— EXERCISE DETAILS —
Copy out each line below that has the word "number" in it.

Dataset entries:

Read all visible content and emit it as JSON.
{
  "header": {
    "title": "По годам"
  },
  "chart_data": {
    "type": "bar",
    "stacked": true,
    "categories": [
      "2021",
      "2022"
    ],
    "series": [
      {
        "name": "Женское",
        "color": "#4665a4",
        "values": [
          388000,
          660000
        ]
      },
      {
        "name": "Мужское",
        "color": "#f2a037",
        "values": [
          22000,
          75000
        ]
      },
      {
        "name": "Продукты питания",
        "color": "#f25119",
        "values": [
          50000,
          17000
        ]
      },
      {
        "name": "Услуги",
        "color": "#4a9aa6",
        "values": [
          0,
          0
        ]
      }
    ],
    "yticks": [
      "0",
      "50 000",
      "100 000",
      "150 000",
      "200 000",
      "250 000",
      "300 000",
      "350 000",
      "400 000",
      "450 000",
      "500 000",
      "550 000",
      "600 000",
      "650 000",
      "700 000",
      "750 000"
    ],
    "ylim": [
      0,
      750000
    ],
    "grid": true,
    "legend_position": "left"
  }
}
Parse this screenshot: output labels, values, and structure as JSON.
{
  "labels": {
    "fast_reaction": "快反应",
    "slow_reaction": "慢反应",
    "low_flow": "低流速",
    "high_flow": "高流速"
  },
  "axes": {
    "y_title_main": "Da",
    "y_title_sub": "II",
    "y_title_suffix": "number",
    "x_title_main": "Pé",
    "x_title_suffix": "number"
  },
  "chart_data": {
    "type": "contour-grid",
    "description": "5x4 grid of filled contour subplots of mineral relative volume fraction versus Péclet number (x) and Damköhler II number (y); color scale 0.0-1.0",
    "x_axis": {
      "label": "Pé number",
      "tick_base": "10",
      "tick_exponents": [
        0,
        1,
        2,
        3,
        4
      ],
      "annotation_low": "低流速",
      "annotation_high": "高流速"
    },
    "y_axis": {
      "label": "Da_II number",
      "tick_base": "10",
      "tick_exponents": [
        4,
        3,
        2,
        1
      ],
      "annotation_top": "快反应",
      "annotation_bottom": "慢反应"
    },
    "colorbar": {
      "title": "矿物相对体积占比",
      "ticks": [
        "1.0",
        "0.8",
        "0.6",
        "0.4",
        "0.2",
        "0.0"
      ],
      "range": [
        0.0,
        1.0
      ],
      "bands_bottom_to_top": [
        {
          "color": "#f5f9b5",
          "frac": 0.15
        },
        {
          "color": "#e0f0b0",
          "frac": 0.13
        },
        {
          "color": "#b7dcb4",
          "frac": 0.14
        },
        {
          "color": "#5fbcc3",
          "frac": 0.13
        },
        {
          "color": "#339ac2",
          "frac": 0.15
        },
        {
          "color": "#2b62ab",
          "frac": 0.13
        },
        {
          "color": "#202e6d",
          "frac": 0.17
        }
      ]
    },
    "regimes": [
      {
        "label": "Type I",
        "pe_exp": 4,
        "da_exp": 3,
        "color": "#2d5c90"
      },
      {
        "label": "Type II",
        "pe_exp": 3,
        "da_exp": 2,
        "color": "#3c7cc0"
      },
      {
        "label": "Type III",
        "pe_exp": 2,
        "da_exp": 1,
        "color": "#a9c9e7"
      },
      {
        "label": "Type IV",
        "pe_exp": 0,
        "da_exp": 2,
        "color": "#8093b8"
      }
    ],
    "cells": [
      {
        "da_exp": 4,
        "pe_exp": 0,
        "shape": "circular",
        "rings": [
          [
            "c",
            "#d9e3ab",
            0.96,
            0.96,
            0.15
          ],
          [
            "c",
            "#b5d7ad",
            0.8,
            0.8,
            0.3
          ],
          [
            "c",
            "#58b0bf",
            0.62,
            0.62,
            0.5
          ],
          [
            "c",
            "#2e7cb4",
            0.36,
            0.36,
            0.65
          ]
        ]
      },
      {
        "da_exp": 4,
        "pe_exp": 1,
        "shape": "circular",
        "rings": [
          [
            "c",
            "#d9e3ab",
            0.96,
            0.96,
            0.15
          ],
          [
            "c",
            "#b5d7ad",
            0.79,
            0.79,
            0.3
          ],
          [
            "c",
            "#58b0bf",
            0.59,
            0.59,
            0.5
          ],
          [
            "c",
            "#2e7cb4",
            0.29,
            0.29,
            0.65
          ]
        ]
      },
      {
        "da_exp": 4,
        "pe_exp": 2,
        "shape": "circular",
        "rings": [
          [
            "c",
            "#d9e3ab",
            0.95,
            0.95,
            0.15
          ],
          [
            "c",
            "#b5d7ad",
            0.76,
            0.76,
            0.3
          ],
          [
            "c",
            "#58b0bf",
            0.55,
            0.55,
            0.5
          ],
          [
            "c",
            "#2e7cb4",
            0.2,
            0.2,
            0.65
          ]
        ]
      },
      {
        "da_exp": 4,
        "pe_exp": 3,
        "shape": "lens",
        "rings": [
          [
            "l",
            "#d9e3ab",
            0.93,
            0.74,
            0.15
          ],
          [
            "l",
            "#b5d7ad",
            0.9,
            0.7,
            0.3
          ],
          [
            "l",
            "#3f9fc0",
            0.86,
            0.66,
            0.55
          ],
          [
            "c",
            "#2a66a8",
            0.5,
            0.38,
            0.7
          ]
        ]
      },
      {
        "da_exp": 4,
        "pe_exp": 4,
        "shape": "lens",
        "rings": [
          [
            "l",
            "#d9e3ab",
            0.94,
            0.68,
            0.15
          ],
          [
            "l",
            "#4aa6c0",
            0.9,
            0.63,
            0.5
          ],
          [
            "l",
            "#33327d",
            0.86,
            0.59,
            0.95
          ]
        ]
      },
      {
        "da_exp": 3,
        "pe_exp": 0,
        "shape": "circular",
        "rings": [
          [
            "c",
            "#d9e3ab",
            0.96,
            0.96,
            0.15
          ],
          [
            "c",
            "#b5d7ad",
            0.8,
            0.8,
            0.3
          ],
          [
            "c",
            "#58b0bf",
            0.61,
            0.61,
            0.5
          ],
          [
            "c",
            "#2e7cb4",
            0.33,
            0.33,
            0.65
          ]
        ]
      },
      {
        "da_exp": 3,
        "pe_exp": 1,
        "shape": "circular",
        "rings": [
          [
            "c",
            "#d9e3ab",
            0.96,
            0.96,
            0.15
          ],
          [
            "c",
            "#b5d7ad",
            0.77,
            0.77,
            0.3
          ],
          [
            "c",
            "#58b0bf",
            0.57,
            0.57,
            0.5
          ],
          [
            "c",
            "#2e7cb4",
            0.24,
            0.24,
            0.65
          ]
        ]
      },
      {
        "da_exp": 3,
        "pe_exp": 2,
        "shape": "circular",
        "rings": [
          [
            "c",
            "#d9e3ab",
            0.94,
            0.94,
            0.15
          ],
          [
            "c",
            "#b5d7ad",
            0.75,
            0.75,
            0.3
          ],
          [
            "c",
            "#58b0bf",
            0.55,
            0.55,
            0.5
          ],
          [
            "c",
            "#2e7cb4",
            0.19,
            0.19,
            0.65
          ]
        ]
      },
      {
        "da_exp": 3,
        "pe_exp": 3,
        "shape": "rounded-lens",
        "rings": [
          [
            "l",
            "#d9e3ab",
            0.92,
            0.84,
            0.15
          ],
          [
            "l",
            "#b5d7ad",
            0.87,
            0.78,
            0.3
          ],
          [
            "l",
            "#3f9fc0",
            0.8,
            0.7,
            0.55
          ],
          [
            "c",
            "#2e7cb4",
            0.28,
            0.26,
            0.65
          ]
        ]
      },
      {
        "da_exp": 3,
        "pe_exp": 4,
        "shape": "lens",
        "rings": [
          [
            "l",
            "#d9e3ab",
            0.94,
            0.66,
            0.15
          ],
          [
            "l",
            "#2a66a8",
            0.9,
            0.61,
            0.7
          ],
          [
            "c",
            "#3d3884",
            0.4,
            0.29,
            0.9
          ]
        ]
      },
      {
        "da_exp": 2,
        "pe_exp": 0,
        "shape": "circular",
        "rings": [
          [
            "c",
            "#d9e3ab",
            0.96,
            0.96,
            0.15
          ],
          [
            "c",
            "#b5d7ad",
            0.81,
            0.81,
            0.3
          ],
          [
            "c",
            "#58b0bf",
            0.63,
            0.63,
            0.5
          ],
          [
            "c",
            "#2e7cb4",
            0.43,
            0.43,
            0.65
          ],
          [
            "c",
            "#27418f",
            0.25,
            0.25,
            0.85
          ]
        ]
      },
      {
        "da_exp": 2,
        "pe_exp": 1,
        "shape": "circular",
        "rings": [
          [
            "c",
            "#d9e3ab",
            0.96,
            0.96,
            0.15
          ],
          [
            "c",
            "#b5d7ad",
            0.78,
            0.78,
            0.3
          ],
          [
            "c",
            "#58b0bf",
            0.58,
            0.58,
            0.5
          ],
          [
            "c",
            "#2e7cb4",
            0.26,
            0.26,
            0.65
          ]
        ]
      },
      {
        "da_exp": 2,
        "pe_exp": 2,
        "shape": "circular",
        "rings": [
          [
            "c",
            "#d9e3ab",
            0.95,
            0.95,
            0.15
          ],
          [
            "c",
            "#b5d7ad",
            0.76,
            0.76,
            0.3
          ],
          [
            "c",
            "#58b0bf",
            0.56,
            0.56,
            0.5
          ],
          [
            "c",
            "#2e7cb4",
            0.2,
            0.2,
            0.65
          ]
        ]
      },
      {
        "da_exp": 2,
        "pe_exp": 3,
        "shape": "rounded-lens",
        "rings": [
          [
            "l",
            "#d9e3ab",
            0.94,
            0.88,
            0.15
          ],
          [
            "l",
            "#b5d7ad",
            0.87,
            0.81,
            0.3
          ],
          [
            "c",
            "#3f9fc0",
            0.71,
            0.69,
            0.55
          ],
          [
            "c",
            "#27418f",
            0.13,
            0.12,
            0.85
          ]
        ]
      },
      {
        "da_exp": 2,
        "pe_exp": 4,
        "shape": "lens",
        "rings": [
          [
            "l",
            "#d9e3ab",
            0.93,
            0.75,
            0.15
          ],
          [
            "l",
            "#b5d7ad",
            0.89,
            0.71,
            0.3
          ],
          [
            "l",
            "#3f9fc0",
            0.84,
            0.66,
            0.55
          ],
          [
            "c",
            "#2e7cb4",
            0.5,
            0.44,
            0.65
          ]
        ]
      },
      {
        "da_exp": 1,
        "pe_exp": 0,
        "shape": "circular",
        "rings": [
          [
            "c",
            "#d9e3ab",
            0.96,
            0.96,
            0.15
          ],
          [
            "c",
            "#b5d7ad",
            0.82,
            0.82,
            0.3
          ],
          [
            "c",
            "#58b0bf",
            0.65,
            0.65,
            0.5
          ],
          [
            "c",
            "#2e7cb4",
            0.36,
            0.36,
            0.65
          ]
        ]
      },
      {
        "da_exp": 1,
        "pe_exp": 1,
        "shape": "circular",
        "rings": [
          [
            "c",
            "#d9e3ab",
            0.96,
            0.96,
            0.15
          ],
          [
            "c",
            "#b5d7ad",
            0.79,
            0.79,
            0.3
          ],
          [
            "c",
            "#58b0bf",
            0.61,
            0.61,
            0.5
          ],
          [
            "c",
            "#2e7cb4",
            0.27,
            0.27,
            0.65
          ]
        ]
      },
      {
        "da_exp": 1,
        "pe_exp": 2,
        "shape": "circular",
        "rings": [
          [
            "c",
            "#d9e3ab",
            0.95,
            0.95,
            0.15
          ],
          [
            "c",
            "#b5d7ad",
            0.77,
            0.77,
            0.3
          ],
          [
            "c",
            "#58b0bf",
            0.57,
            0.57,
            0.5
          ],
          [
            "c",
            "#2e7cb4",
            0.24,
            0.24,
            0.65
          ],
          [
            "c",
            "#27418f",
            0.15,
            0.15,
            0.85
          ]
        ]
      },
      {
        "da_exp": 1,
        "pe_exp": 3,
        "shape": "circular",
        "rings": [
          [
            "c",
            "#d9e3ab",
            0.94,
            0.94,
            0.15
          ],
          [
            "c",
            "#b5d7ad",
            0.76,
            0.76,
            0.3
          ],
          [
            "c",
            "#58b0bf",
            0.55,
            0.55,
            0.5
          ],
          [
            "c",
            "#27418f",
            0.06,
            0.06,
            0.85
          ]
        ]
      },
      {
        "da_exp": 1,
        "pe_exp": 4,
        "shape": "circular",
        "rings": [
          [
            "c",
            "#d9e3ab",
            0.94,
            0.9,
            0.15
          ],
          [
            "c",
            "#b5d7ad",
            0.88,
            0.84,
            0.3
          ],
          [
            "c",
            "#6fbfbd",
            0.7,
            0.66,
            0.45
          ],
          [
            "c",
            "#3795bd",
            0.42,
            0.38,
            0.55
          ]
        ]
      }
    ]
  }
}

— RESPONSE TO THIS TASK —
    "y_title_suffix": "number",
    "x_title_suffix": "number"
    "description": "5x4 grid of filled contour subplots of mineral relative volume fraction versus Péclet number (x) and Damköhler II number (y); color scale 0.0-1.0",
      "label": "Pé number",
      "label": "Da_II number",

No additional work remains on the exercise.